(Records from a collection of figures)
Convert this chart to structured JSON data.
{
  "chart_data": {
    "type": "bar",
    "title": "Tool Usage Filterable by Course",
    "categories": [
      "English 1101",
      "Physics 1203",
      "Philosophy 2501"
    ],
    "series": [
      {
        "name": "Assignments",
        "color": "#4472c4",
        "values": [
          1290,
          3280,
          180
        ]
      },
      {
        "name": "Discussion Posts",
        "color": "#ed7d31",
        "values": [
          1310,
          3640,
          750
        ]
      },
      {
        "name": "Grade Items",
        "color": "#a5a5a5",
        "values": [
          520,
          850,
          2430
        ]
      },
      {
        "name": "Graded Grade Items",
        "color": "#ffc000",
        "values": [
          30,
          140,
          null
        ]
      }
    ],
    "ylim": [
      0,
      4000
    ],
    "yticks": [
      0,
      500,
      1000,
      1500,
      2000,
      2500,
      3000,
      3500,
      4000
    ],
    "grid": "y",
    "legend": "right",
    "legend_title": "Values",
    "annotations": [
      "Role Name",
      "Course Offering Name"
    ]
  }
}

--

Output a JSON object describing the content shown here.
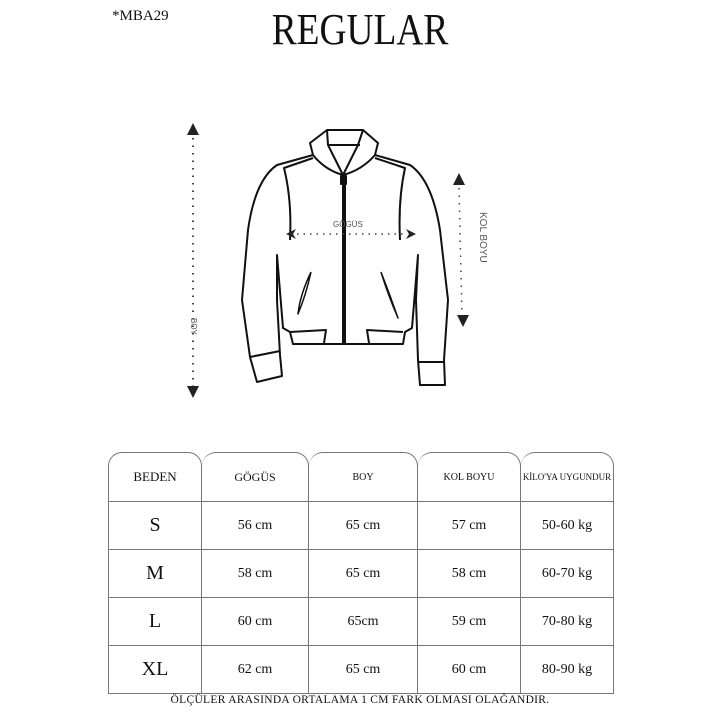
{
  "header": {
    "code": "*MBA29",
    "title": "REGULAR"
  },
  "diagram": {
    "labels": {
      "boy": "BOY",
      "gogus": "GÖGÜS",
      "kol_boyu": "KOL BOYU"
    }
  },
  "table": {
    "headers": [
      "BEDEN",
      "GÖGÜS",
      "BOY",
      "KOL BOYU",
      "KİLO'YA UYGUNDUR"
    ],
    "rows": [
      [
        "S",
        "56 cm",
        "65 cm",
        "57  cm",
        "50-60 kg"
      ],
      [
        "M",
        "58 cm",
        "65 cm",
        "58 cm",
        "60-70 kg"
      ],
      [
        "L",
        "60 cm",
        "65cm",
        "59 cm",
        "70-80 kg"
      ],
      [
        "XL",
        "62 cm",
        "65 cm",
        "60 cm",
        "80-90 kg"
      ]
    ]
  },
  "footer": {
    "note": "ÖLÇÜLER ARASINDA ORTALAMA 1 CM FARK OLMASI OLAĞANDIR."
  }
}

==

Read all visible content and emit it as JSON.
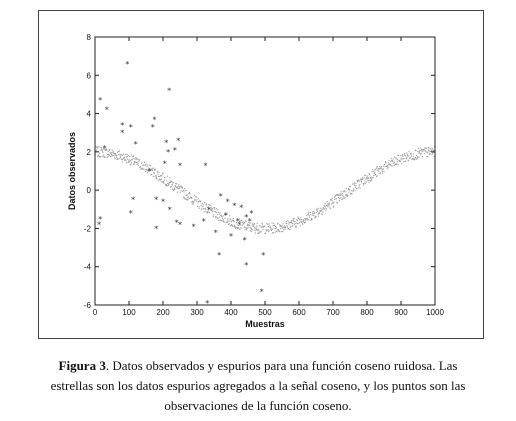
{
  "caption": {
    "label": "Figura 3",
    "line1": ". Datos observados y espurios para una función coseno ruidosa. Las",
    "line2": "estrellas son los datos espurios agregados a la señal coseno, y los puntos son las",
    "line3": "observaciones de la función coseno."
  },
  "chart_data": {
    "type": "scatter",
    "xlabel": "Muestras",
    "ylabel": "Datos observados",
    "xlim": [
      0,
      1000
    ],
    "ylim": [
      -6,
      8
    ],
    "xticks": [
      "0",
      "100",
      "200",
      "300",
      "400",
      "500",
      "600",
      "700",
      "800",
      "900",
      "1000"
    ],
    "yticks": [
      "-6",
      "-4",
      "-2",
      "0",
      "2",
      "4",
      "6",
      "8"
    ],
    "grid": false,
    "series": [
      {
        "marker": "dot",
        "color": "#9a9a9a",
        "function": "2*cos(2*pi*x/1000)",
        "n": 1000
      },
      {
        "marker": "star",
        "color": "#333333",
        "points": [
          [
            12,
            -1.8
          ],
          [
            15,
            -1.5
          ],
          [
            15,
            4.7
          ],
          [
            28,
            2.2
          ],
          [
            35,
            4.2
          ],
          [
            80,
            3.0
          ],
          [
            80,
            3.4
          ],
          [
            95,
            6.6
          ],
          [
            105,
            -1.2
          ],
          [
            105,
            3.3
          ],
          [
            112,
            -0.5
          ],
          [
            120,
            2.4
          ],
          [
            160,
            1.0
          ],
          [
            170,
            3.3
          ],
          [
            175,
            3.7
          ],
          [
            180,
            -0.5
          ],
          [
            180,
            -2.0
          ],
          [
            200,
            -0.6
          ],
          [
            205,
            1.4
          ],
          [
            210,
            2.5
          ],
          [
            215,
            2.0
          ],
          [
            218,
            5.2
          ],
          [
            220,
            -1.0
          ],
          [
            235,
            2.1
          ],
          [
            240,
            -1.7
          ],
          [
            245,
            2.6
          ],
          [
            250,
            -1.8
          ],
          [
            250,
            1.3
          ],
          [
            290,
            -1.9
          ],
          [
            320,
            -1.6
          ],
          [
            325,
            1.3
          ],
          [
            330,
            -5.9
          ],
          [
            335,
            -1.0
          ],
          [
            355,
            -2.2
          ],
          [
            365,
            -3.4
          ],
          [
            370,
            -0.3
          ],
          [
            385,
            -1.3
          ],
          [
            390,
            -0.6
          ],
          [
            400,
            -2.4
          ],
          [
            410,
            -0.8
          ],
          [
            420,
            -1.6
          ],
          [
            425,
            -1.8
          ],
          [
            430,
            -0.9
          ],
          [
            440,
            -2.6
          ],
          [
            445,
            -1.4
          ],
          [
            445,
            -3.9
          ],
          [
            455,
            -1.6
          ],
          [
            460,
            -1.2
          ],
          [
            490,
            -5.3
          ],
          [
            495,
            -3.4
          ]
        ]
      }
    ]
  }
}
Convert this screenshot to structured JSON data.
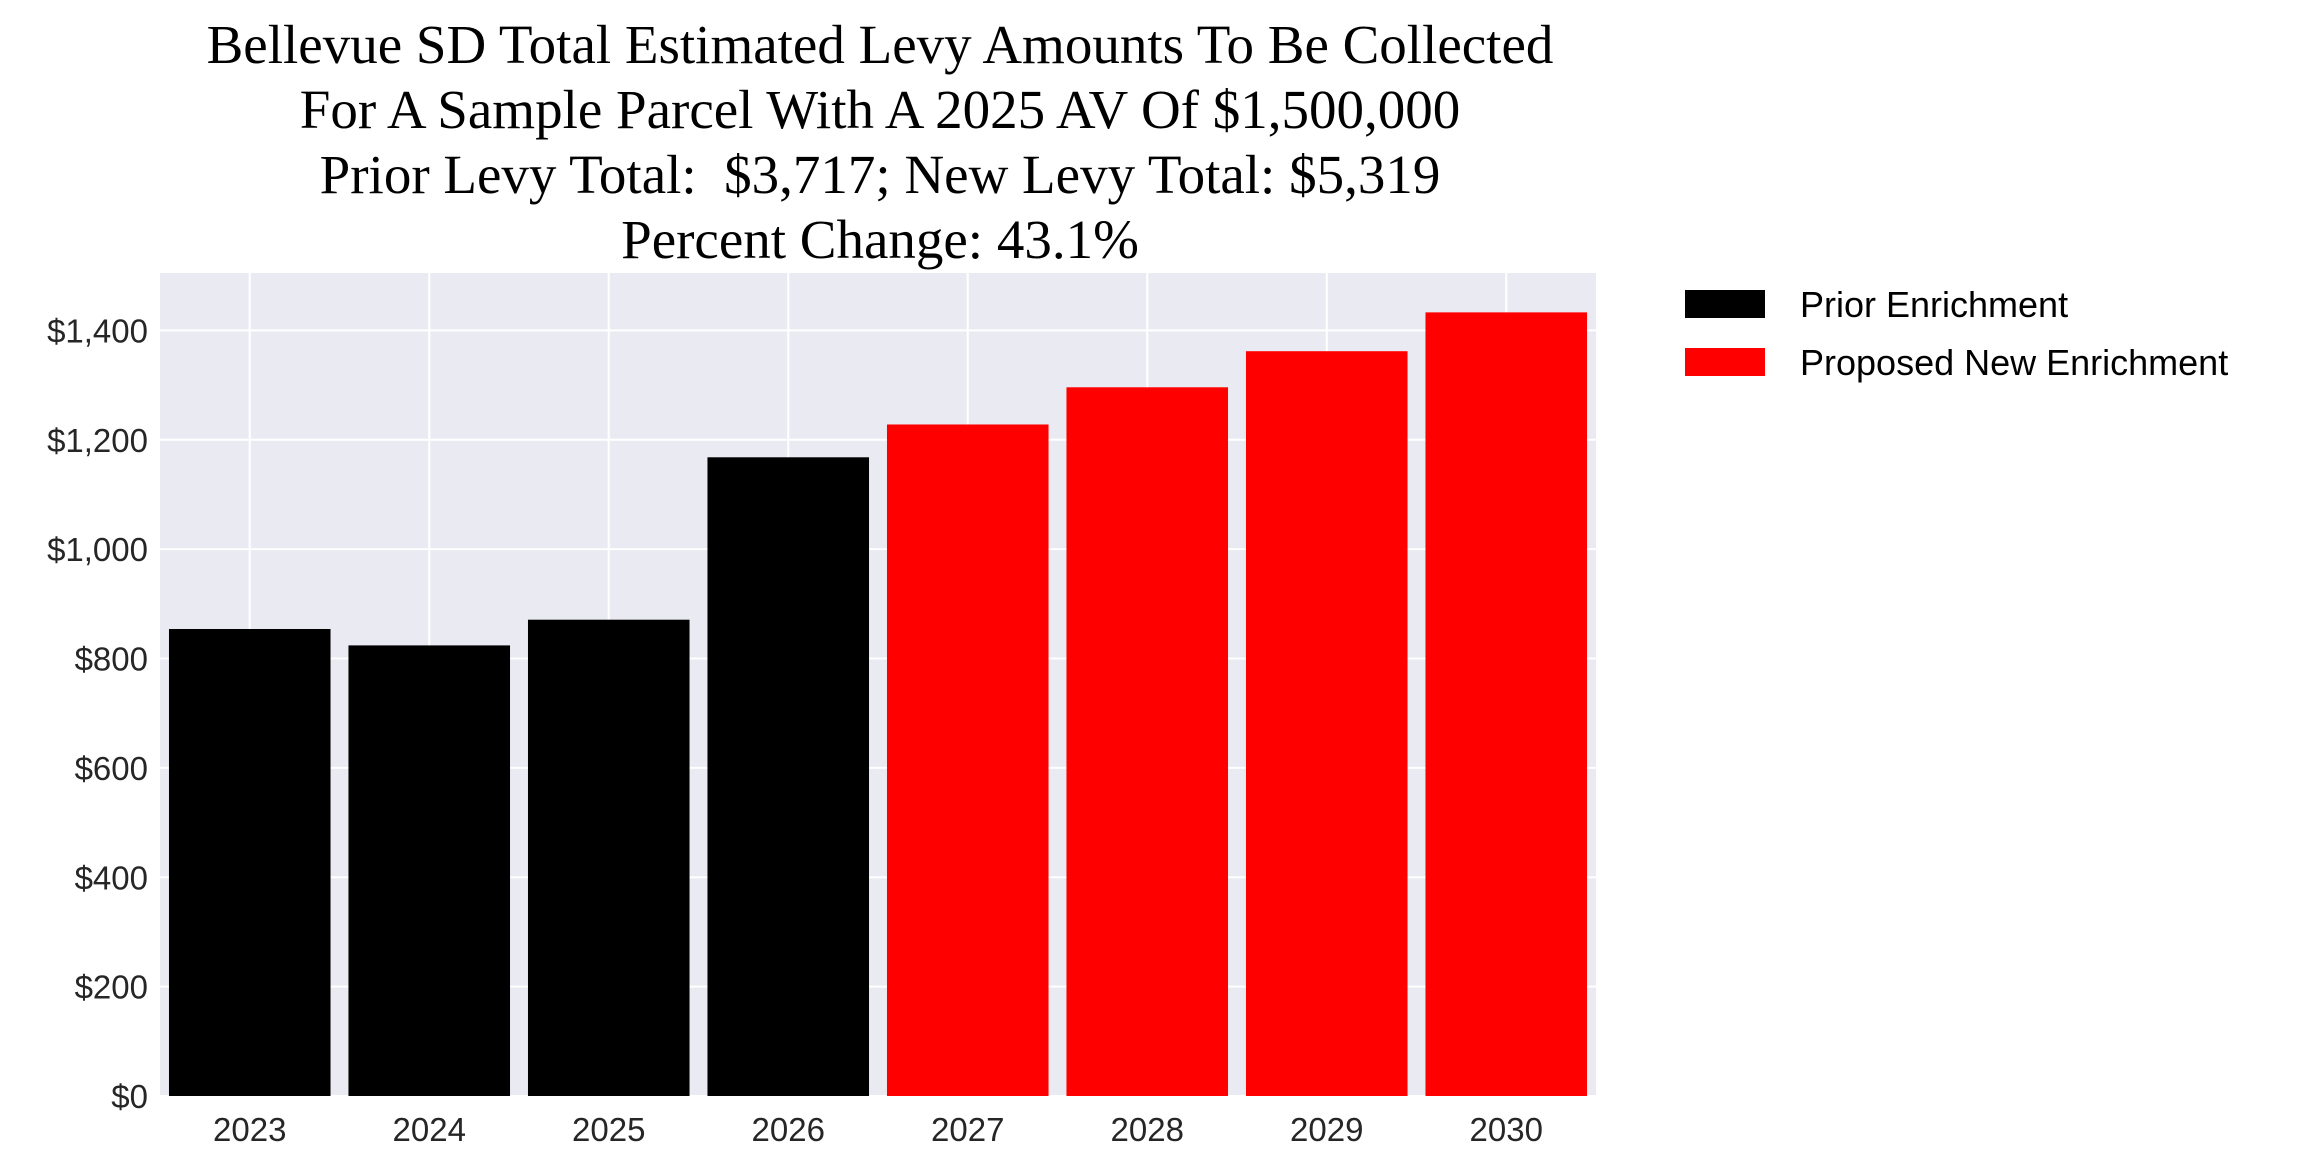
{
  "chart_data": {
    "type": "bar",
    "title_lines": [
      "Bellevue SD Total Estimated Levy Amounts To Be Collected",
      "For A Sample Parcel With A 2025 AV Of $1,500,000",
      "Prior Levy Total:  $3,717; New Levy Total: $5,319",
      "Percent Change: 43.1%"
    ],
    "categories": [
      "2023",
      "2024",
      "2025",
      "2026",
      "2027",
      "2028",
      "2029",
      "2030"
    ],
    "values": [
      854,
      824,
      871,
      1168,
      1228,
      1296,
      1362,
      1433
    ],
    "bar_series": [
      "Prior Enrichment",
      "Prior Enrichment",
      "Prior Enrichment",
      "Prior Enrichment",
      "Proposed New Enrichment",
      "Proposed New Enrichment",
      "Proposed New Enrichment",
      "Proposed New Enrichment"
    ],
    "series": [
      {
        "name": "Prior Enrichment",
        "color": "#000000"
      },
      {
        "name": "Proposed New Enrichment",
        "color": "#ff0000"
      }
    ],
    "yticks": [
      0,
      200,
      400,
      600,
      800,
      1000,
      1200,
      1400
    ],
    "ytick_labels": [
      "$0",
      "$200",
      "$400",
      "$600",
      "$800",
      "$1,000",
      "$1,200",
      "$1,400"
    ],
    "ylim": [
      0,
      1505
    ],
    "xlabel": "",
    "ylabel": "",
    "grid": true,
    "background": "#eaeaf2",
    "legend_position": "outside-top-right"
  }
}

STATED EXERCISE:
Identify the lines that contain the string "content", and copy every one of them.

WRITTEN RESPONSE:
Output a JSON object describing the content shown here.
Read all visible content and emit it as JSON.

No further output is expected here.